### The task
Pull out every line in the data below that contains the string "税务开票货物分类".

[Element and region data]
○ ○ ○ ○

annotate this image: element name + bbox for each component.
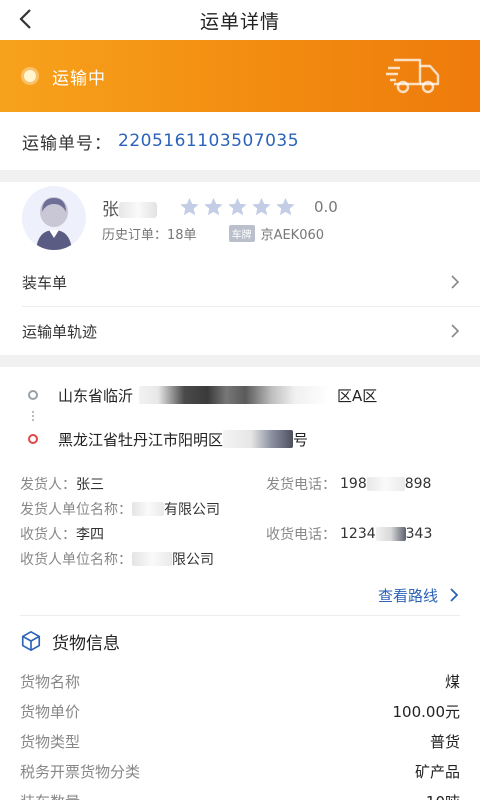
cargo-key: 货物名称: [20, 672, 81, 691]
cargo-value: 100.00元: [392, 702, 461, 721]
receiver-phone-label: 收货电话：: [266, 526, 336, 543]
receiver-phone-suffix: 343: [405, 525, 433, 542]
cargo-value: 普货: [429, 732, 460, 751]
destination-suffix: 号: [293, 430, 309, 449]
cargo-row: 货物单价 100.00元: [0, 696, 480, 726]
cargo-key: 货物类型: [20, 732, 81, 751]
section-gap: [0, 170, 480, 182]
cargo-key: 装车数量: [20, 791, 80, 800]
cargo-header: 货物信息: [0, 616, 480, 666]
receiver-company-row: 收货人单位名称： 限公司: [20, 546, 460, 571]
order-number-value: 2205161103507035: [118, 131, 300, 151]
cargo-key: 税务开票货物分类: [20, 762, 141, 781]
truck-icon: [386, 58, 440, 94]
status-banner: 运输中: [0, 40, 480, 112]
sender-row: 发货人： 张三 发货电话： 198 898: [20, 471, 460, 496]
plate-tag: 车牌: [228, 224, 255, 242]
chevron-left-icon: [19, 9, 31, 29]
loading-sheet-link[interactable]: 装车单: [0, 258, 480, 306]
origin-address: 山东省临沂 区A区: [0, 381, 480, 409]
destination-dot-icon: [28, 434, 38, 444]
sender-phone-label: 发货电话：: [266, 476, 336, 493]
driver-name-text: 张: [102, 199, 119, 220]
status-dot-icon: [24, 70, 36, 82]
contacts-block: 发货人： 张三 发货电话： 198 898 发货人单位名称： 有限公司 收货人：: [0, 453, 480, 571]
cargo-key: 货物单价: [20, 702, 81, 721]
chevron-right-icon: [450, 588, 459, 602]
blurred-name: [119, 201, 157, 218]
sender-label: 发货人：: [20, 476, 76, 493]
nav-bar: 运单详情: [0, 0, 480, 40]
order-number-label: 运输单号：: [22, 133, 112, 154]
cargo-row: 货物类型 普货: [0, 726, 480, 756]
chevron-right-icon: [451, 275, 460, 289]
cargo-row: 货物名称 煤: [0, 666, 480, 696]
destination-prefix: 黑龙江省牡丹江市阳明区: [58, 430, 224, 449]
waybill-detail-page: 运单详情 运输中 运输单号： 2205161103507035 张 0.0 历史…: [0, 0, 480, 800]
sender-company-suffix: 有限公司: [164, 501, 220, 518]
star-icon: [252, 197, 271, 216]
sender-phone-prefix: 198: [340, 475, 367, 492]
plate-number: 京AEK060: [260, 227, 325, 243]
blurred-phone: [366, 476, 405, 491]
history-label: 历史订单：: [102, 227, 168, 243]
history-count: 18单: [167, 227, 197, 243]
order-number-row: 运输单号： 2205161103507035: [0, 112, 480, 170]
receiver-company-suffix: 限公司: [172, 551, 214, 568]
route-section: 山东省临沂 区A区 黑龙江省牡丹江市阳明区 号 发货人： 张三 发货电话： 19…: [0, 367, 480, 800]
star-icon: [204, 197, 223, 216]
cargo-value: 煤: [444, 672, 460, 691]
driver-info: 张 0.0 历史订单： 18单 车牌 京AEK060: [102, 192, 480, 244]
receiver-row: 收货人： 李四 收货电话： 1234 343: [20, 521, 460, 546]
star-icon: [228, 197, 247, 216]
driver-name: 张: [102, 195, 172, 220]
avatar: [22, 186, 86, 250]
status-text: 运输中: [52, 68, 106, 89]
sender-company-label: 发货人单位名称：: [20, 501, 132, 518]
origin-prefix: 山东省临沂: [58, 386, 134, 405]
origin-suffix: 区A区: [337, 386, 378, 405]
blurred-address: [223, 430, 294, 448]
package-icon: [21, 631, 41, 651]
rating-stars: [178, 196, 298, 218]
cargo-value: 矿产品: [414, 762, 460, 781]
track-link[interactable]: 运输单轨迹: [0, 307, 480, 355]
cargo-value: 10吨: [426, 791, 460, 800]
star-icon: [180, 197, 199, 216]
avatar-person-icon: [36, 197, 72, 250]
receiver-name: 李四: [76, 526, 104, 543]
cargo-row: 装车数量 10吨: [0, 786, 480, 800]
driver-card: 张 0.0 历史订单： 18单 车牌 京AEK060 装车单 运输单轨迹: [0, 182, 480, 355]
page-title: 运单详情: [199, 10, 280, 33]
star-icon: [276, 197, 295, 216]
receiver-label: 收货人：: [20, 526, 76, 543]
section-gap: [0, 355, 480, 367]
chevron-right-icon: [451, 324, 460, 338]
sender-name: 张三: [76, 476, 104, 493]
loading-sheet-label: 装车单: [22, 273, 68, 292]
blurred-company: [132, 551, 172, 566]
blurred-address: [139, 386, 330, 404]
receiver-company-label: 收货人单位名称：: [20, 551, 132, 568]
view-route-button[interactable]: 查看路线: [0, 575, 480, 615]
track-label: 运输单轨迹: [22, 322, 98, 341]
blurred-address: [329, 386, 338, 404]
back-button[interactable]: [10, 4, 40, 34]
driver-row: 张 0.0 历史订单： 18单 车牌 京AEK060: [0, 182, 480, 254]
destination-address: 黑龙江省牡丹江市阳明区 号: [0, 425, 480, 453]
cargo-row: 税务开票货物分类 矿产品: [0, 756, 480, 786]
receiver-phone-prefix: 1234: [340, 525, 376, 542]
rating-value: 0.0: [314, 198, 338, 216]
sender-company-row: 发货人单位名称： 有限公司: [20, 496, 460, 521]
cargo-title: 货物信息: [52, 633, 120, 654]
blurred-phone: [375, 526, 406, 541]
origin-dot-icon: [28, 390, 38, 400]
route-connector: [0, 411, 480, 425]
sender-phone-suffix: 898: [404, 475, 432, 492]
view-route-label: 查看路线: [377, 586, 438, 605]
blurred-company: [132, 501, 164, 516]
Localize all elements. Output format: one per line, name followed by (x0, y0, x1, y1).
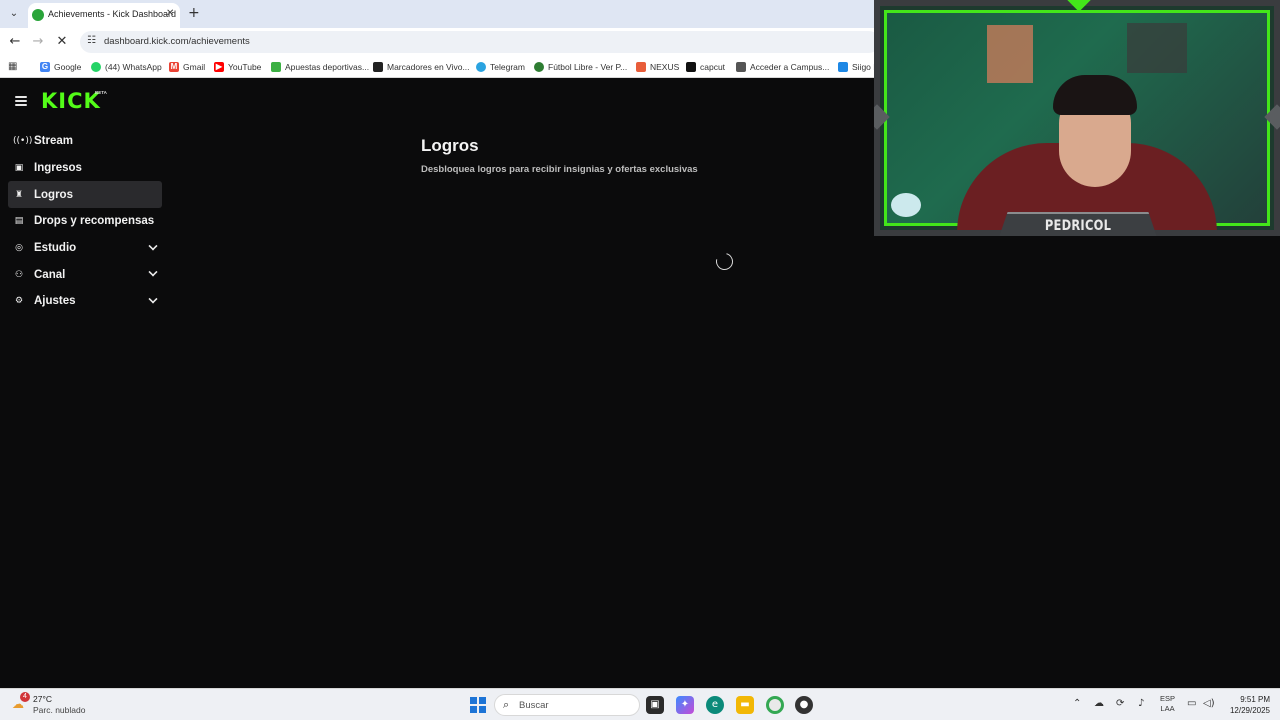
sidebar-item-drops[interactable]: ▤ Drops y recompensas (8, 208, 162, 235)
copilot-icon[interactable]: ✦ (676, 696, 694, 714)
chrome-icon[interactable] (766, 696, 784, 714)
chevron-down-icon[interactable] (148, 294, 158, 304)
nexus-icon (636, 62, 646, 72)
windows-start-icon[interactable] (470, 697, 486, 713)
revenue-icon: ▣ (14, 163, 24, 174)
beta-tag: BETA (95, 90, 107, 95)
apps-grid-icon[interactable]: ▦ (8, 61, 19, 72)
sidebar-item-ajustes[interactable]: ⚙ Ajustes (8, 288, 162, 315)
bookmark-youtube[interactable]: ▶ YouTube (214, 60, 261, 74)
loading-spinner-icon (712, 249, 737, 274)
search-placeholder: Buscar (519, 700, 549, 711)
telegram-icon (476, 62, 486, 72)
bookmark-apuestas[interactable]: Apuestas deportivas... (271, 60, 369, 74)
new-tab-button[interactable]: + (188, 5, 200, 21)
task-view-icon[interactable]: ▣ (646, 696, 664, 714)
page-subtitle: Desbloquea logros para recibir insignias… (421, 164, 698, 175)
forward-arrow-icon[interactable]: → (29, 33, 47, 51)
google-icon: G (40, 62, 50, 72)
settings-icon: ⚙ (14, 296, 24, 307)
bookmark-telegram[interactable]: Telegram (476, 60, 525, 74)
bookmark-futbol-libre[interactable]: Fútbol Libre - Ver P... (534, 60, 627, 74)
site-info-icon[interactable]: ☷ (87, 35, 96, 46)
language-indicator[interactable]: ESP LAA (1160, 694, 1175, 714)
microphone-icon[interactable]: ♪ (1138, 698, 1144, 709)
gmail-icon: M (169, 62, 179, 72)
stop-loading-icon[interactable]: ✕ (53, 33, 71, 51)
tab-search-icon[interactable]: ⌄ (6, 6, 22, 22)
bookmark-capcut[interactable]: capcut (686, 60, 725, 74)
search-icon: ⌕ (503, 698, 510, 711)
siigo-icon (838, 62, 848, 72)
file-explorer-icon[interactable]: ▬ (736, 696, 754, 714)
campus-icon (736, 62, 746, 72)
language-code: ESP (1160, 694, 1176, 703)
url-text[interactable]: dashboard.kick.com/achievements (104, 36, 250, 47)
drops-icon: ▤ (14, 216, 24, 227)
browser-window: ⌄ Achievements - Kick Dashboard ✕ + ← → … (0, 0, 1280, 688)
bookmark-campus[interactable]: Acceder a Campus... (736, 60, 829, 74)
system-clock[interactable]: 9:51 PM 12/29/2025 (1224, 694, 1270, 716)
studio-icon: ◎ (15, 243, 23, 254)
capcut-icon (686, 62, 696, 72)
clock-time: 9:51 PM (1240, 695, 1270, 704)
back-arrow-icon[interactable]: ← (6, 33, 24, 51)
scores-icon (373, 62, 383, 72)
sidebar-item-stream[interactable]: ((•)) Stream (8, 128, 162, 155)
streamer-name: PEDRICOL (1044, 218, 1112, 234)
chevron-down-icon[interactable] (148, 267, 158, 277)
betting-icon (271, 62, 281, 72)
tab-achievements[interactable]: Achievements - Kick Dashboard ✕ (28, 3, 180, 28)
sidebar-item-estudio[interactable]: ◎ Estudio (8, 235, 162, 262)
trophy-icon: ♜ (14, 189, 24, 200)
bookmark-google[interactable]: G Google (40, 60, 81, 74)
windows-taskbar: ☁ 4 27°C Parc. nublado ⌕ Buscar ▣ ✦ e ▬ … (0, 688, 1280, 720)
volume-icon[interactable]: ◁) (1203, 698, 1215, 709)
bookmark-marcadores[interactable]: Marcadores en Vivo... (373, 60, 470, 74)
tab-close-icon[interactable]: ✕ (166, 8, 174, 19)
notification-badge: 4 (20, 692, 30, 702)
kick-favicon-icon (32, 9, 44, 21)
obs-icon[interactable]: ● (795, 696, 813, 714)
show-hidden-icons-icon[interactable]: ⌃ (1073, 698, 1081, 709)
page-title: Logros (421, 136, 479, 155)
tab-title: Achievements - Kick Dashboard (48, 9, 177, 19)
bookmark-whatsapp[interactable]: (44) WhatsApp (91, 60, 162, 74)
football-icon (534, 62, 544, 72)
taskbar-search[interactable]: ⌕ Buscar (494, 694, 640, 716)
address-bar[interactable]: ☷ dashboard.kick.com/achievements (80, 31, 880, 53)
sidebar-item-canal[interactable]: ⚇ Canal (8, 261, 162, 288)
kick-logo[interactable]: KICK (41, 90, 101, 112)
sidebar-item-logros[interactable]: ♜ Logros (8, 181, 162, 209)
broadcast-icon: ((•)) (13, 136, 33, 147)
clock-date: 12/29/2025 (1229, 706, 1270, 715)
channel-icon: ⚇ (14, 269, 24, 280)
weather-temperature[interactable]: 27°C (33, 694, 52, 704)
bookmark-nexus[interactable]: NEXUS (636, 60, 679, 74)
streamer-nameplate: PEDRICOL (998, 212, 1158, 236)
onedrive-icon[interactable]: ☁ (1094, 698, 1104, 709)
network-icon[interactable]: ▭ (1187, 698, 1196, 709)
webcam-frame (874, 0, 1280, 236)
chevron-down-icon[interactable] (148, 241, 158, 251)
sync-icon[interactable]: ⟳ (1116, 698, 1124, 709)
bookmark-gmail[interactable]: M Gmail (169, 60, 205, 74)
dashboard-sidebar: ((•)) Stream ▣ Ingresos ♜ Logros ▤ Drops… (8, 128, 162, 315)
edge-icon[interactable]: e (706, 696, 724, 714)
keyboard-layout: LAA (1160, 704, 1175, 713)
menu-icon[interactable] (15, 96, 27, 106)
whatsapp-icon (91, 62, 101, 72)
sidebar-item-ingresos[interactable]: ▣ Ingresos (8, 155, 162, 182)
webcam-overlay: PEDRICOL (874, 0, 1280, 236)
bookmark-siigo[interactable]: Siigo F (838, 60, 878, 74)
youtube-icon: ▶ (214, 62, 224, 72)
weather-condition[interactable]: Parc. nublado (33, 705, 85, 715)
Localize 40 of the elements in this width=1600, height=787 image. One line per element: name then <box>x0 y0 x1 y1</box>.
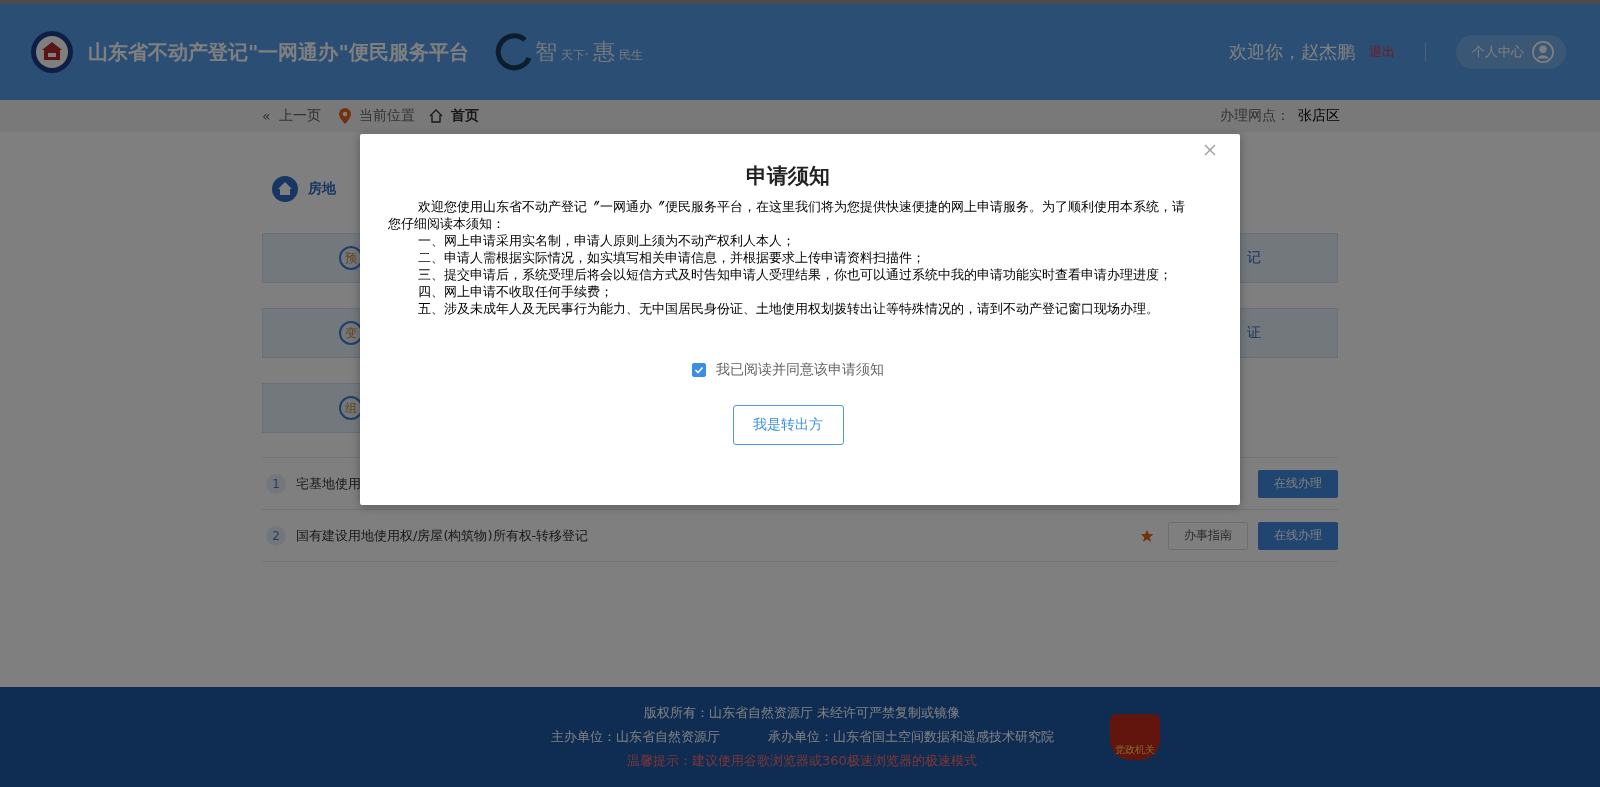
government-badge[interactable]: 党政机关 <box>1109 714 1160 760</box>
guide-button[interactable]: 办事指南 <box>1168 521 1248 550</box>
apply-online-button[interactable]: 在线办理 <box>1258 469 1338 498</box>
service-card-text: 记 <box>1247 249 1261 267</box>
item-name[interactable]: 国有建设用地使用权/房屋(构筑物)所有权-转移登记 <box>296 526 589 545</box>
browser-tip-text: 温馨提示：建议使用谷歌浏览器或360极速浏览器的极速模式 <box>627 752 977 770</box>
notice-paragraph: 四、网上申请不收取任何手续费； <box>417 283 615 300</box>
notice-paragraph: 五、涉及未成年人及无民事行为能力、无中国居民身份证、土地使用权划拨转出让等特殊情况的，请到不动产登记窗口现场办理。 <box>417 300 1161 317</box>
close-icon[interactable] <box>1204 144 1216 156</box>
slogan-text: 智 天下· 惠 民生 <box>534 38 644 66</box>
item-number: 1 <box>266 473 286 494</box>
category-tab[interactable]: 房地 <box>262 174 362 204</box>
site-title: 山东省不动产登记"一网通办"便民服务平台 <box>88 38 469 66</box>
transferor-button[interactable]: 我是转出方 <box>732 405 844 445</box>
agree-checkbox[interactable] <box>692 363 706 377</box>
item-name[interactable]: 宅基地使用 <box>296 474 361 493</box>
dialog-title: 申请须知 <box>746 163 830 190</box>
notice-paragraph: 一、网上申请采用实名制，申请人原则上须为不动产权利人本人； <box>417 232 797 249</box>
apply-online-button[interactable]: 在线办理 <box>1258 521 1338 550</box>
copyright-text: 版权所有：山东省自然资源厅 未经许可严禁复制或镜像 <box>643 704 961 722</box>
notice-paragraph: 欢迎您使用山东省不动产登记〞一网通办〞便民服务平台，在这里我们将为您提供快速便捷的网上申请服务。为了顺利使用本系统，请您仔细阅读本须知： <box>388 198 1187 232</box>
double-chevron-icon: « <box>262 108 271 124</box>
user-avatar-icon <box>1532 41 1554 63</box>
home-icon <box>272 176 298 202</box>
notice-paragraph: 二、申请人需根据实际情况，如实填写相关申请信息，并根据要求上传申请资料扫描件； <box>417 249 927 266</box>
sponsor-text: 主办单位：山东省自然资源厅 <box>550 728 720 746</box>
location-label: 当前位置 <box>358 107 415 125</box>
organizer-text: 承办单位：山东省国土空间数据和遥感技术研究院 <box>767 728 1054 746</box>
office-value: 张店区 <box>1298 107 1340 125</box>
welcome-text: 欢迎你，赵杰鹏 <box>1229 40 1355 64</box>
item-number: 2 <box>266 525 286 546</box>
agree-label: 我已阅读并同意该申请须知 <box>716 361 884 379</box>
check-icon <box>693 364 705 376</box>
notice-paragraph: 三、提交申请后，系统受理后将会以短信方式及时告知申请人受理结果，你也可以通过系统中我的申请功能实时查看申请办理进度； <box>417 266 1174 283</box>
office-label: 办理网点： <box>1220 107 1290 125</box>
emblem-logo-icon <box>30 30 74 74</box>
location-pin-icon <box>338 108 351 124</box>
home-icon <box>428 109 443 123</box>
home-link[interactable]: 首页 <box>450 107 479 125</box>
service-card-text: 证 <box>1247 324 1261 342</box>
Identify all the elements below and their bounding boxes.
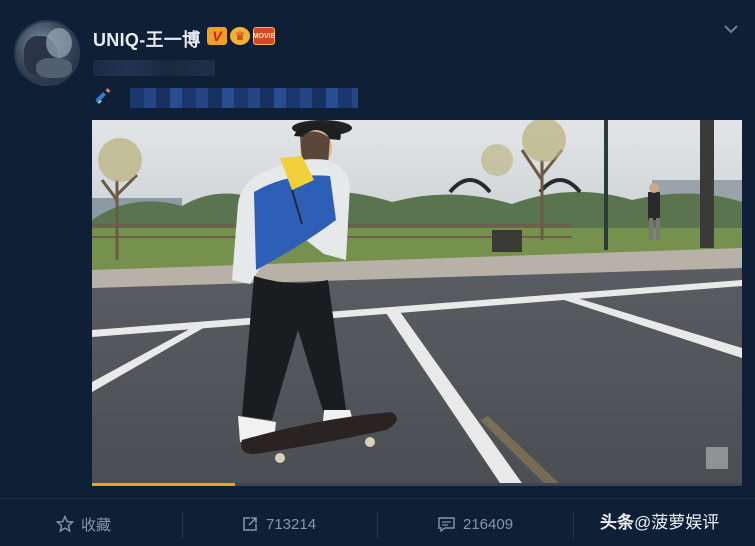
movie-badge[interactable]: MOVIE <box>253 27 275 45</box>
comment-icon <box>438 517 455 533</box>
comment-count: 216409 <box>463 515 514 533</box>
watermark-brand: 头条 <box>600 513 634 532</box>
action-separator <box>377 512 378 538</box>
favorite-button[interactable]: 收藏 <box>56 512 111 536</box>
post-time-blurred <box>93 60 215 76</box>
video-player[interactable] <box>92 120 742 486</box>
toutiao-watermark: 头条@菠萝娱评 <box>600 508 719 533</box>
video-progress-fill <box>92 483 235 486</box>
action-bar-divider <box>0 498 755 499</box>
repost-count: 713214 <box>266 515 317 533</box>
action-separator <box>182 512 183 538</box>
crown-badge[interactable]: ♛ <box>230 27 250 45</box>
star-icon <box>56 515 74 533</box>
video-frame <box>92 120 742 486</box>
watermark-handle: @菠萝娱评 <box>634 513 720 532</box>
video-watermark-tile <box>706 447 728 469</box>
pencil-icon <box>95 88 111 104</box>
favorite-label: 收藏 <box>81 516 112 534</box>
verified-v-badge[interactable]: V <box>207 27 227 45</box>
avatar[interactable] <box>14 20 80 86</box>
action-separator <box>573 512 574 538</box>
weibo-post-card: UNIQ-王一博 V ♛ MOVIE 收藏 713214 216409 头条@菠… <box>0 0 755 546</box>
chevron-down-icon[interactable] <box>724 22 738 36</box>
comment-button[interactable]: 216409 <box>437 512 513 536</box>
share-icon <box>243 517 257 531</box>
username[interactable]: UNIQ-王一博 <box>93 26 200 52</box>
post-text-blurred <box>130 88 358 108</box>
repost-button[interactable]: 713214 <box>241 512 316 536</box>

○ ○ ○ ○

### Worked solution
cargo-key: 税务开票货物分类: [20, 762, 141, 781]
cargo-row: 税务开票货物分类 矿产品: [0, 756, 480, 786]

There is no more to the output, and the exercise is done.